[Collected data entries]
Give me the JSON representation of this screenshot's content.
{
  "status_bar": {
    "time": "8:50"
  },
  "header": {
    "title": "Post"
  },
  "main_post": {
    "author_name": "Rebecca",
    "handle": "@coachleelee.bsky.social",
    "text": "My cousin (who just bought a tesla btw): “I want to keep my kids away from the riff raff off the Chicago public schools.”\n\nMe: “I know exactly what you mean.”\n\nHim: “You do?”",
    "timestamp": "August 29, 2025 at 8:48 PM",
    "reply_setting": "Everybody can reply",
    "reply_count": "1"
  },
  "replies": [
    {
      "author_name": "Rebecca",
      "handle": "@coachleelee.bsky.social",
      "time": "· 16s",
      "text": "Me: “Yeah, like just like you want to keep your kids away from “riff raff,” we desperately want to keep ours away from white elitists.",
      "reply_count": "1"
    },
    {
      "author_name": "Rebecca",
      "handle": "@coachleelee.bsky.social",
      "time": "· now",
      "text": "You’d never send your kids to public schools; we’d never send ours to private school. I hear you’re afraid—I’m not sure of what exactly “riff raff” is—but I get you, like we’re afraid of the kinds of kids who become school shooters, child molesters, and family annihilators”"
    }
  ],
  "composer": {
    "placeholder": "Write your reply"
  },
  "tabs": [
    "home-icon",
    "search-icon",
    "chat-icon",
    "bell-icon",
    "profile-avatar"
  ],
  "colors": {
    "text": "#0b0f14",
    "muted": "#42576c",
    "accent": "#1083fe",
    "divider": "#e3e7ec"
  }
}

(REQUEST) Print every entry exactly as it appears.

(CORRECT OUTPUT)
Give me the JSON representation of this screenshot's content.
{
  "status_bar": {
    "time": "8:50"
  },
  "header": {
    "title": "Post"
  },
  "main_post": {
    "author_name": "Rebecca",
    "handle": "@coachleelee.bsky.social",
    "text": "My cousin (who just bought a tesla btw): “I want to keep my kids away from the riff raff off the Chicago public schools.”\n\nMe: “I know exactly what you mean.”\n\nHim: “You do?”",
    "timestamp": "August 29, 2025 at 8:48 PM",
    "reply_setting": "Everybody can reply",
    "reply_count": "1"
  },
  "replies": [
    {
      "author_name": "Rebecca",
      "handle": "@coachleelee.bsky.social",
      "time": "· 16s",
      "text": "Me: “Yeah, like just like you want to keep your kids away from “riff raff,” we desperately want to keep ours away from white elitists.",
      "reply_count": "1"
    },
    {
      "author_name": "Rebecca",
      "handle": "@coachleelee.bsky.social",
      "time": "· now",
      "text": "You’d never send your kids to public schools; we’d never send ours to private school. I hear you’re afraid—I’m not sure of what exactly “riff raff” is—but I get you, like we’re afraid of the kinds of kids who become school shooters, child molesters, and family annihilators”"
    }
  ],
  "composer": {
    "placeholder": "Write your reply"
  },
  "tabs": [
    "home-icon",
    "search-icon",
    "chat-icon",
    "bell-icon",
    "profile-avatar"
  ],
  "colors": {
    "text": "#0b0f14",
    "muted": "#42576c",
    "accent": "#1083fe",
    "divider": "#e3e7ec"
  }
}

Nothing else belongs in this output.